++++ RECORDS FOR THIS EXERCISE ++++
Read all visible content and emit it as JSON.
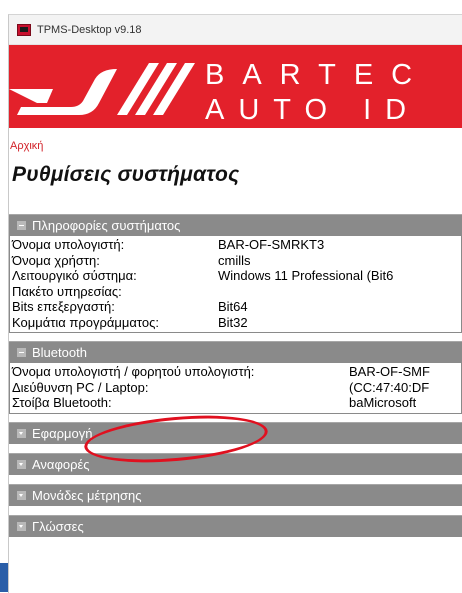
{
  "window": {
    "title": "TPMS-Desktop v9.18",
    "icon": "app-icon"
  },
  "brand": {
    "line1": "BARTEC",
    "line2": "AUTO ID",
    "color": "#e3212b"
  },
  "breadcrumb": "Αρχική",
  "page_title": "Ρυθμίσεις συστήματος",
  "sections": {
    "system_info": {
      "title": "Πληροφορίες συστήματος",
      "rows": [
        {
          "key": "Όνομα υπολογιστή:",
          "value": "BAR-OF-SMRKT3"
        },
        {
          "key": "Όνομα χρήστη:",
          "value": "cmills"
        },
        {
          "key": "Λειτουργικό σύστημα:",
          "value": "Windows 11 Professional (Bit6"
        },
        {
          "key": "Πακέτο υπηρεσίας:",
          "value": ""
        },
        {
          "key": "Bits επεξεργαστή:",
          "value": "Bit64"
        },
        {
          "key": "Κομμάτια προγράμματος:",
          "value": "Bit32"
        }
      ]
    },
    "bluetooth": {
      "title": "Bluetooth",
      "rows": [
        {
          "key": "Όνομα υπολογιστή / φορητού υπολογιστή:",
          "value": "BAR-OF-SMF"
        },
        {
          "key": "Διεύθυνση PC / Laptop:",
          "value": "(CC:47:40:DF"
        },
        {
          "key": "Στοίβα Bluetooth:",
          "value": "baMicrosoft"
        }
      ]
    },
    "collapsed": [
      {
        "title": "Εφαρμογή"
      },
      {
        "title": "Αναφορές"
      },
      {
        "title": "Μονάδες μέτρησης"
      },
      {
        "title": "Γλώσσες"
      }
    ]
  },
  "colors": {
    "accent": "#d2232a",
    "section_header": "#8a8a8a",
    "annotation": "#e0101f"
  }
}
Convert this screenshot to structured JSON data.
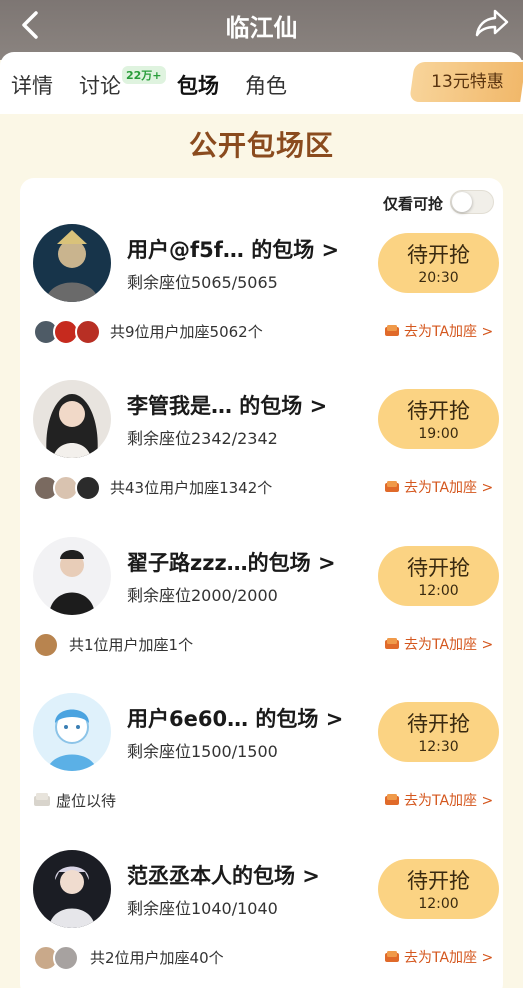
{
  "header": {
    "title": "临江仙"
  },
  "tabs": [
    {
      "label": "详情"
    },
    {
      "label": "讨论",
      "badge": "22万+"
    },
    {
      "label": "包场"
    },
    {
      "label": "角色"
    }
  ],
  "promo": {
    "label": "13元特惠"
  },
  "section_title": "公开包场区",
  "filter": {
    "label": "仅看可抢",
    "enabled": false
  },
  "entries": [
    {
      "name": "用户@f5f…  的包场 >",
      "seats": "剩余座位5065/5065",
      "button": "待开抢",
      "time": "20:30",
      "joined": "共9位用户加座5062个",
      "action": "去为TA加座 >"
    },
    {
      "name": "李管我是…  的包场 >",
      "seats": "剩余座位2342/2342",
      "button": "待开抢",
      "time": "19:00",
      "joined": "共43位用户加座1342个",
      "action": "去为TA加座 >"
    },
    {
      "name": "翟子路zzz…的包场 >",
      "seats": "剩余座位2000/2000",
      "button": "待开抢",
      "time": "12:00",
      "joined": "共1位用户加座1个",
      "action": "去为TA加座 >"
    },
    {
      "name": "用户6e60…  的包场 >",
      "seats": "剩余座位1500/1500",
      "button": "待开抢",
      "time": "12:30",
      "joined": "虚位以待",
      "action": "去为TA加座 >"
    },
    {
      "name": "范丞丞本人的包场 >",
      "seats": "剩余座位1040/1040",
      "button": "待开抢",
      "time": "12:00",
      "joined": "共2位用户加座40个",
      "action": "去为TA加座 >"
    }
  ],
  "colors": {
    "accent": "#d4571e",
    "button": "#fbd383",
    "section_title": "#8a4b1e",
    "background": "#fbf7e6"
  }
}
++++
Scan the entries above. Copy each line that has the string "JSON".

Read all visible content and emit it as JSON.
Convert this screenshot to structured JSON data.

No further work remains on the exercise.